## STORED ROWS:
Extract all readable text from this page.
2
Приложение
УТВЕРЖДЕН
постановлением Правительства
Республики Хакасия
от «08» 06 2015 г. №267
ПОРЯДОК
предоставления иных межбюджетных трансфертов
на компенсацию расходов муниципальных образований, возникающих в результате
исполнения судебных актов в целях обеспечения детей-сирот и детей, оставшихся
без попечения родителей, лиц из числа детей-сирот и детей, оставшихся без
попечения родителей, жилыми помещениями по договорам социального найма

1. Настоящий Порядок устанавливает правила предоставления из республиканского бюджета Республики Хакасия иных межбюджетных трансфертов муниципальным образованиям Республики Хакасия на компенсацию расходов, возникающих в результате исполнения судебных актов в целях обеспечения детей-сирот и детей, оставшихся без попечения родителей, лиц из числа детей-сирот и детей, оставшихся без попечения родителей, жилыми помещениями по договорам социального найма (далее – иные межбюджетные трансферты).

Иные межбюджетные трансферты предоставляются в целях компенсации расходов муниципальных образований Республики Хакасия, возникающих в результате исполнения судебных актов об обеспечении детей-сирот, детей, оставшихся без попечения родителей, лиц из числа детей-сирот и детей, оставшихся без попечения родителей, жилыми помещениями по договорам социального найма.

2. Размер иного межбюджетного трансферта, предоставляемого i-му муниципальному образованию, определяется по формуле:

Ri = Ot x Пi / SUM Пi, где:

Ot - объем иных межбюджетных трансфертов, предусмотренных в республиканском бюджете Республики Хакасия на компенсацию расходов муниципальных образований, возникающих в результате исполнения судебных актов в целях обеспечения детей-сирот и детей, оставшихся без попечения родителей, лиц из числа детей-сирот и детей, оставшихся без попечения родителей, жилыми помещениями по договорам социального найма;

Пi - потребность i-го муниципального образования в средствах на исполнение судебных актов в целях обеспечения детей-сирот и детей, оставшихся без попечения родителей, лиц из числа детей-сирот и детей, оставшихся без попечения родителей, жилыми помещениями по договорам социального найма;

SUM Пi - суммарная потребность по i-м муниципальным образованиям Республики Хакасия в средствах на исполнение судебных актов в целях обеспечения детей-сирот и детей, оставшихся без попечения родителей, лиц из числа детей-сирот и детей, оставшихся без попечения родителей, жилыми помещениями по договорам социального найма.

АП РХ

## TASK DETAILS:
Write every entry out again exactly.

## ANSWER TO THIS PROBLEM:
Extract all readable text from this page.
2
Приложение
УТВЕРЖДЕН
постановлением Правительства
Республики Хакасия
от «08» 06 2015 г. №267
ПОРЯДОК
предоставления иных межбюджетных трансфертов
на компенсацию расходов муниципальных образований, возникающих в результате
исполнения судебных актов в целях обеспечения детей-сирот и детей, оставшихся
без попечения родителей, лиц из числа детей-сирот и детей, оставшихся без
попечения родителей, жилыми помещениями по договорам социального найма

1. Настоящий Порядок устанавливает правила предоставления из республиканского бюджета Республики Хакасия иных межбюджетных трансфертов муниципальным образованиям Республики Хакасия на компенсацию расходов, возникающих в результате исполнения судебных актов в целях обеспечения детей-сирот и детей, оставшихся без попечения родителей, лиц из числа детей-сирот и детей, оставшихся без попечения родителей, жилыми помещениями по договорам социального найма (далее – иные межбюджетные трансферты).

Иные межбюджетные трансферты предоставляются в целях компенсации расходов муниципальных образований Республики Хакасия, возникающих в результате исполнения судебных актов об обеспечении детей-сирот, детей, оставшихся без попечения родителей, лиц из числа детей-сирот и детей, оставшихся без попечения родителей, жилыми помещениями по договорам социального найма.

2. Размер иного межбюджетного трансферта, предоставляемого i-му муниципальному образованию, определяется по формуле:

Ri = Ot x Пi / SUM Пi, где:

Ot - объем иных межбюджетных трансфертов, предусмотренных в республиканском бюджете Республики Хакасия на компенсацию расходов муниципальных образований, возникающих в результате исполнения судебных актов в целях обеспечения детей-сирот и детей, оставшихся без попечения родителей, лиц из числа детей-сирот и детей, оставшихся без попечения родителей, жилыми помещениями по договорам социального найма;

Пi - потребность i-го муниципального образования в средствах на исполнение судебных актов в целях обеспечения детей-сирот и детей, оставшихся без попечения родителей, лиц из числа детей-сирот и детей, оставшихся без попечения родителей, жилыми помещениями по договорам социального найма;

SUM Пi - суммарная потребность по i-м муниципальным образованиям Республики Хакасия в средствах на исполнение судебных актов в целях обеспечения детей-сирот и детей, оставшихся без попечения родителей, лиц из числа детей-сирот и детей, оставшихся без попечения родителей, жилыми помещениями по договорам социального найма.

АП РХ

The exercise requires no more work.